* [Request] Repeat all of the material exactly as given.

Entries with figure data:
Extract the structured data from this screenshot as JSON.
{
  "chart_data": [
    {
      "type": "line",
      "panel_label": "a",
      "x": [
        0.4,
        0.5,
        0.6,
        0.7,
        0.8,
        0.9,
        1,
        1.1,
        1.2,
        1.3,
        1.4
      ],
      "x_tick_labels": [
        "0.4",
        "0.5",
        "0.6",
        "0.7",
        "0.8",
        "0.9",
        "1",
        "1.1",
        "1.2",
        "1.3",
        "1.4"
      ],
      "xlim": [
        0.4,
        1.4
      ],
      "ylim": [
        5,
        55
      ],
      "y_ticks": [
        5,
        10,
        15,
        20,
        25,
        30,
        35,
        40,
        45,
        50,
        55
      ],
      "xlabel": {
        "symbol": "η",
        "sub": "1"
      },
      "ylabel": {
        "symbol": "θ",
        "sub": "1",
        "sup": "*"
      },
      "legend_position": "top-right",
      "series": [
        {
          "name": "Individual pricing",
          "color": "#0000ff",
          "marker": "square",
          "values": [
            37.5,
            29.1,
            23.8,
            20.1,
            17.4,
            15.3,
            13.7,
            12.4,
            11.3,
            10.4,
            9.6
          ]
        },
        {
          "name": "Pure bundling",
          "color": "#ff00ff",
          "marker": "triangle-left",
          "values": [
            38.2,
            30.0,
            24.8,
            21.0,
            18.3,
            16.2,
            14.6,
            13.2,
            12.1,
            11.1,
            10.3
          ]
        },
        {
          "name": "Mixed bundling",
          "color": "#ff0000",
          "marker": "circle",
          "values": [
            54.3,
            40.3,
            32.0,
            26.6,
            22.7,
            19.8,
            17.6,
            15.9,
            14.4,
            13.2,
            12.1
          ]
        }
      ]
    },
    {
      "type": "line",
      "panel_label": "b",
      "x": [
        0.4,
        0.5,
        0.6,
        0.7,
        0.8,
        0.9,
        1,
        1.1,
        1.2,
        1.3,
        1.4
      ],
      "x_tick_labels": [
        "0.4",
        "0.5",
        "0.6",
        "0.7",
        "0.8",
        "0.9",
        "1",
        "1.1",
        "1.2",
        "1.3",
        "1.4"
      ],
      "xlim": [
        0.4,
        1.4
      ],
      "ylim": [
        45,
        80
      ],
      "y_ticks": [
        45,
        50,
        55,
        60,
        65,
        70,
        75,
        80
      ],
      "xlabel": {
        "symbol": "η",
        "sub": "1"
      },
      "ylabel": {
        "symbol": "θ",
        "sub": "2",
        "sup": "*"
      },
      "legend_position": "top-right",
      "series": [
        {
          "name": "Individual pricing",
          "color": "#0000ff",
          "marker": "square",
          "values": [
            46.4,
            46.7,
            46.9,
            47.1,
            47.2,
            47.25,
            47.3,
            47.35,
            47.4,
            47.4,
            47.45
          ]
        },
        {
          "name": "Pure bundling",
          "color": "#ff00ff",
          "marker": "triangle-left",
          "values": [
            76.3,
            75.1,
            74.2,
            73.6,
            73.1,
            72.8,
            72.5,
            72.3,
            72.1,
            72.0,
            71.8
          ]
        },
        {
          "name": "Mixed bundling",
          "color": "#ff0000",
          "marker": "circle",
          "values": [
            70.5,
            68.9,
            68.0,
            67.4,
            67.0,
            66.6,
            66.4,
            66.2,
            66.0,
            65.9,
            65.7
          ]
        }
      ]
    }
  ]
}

* [Complete response]
Extract the structured data from this screenshot as JSON.
{
  "chart_data": [
    {
      "type": "line",
      "panel_label": "a",
      "x": [
        0.4,
        0.5,
        0.6,
        0.7,
        0.8,
        0.9,
        1,
        1.1,
        1.2,
        1.3,
        1.4
      ],
      "x_tick_labels": [
        "0.4",
        "0.5",
        "0.6",
        "0.7",
        "0.8",
        "0.9",
        "1",
        "1.1",
        "1.2",
        "1.3",
        "1.4"
      ],
      "xlim": [
        0.4,
        1.4
      ],
      "ylim": [
        5,
        55
      ],
      "y_ticks": [
        5,
        10,
        15,
        20,
        25,
        30,
        35,
        40,
        45,
        50,
        55
      ],
      "xlabel": {
        "symbol": "η",
        "sub": "1"
      },
      "ylabel": {
        "symbol": "θ",
        "sub": "1",
        "sup": "*"
      },
      "legend_position": "top-right",
      "series": [
        {
          "name": "Individual pricing",
          "color": "#0000ff",
          "marker": "square",
          "values": [
            37.5,
            29.1,
            23.8,
            20.1,
            17.4,
            15.3,
            13.7,
            12.4,
            11.3,
            10.4,
            9.6
          ]
        },
        {
          "name": "Pure bundling",
          "color": "#ff00ff",
          "marker": "triangle-left",
          "values": [
            38.2,
            30.0,
            24.8,
            21.0,
            18.3,
            16.2,
            14.6,
            13.2,
            12.1,
            11.1,
            10.3
          ]
        },
        {
          "name": "Mixed bundling",
          "color": "#ff0000",
          "marker": "circle",
          "values": [
            54.3,
            40.3,
            32.0,
            26.6,
            22.7,
            19.8,
            17.6,
            15.9,
            14.4,
            13.2,
            12.1
          ]
        }
      ]
    },
    {
      "type": "line",
      "panel_label": "b",
      "x": [
        0.4,
        0.5,
        0.6,
        0.7,
        0.8,
        0.9,
        1,
        1.1,
        1.2,
        1.3,
        1.4
      ],
      "x_tick_labels": [
        "0.4",
        "0.5",
        "0.6",
        "0.7",
        "0.8",
        "0.9",
        "1",
        "1.1",
        "1.2",
        "1.3",
        "1.4"
      ],
      "xlim": [
        0.4,
        1.4
      ],
      "ylim": [
        45,
        80
      ],
      "y_ticks": [
        45,
        50,
        55,
        60,
        65,
        70,
        75,
        80
      ],
      "xlabel": {
        "symbol": "η",
        "sub": "1"
      },
      "ylabel": {
        "symbol": "θ",
        "sub": "2",
        "sup": "*"
      },
      "legend_position": "top-right",
      "series": [
        {
          "name": "Individual pricing",
          "color": "#0000ff",
          "marker": "square",
          "values": [
            46.4,
            46.7,
            46.9,
            47.1,
            47.2,
            47.25,
            47.3,
            47.35,
            47.4,
            47.4,
            47.45
          ]
        },
        {
          "name": "Pure bundling",
          "color": "#ff00ff",
          "marker": "triangle-left",
          "values": [
            76.3,
            75.1,
            74.2,
            73.6,
            73.1,
            72.8,
            72.5,
            72.3,
            72.1,
            72.0,
            71.8
          ]
        },
        {
          "name": "Mixed bundling",
          "color": "#ff0000",
          "marker": "circle",
          "values": [
            70.5,
            68.9,
            68.0,
            67.4,
            67.0,
            66.6,
            66.4,
            66.2,
            66.0,
            65.9,
            65.7
          ]
        }
      ]
    }
  ]
}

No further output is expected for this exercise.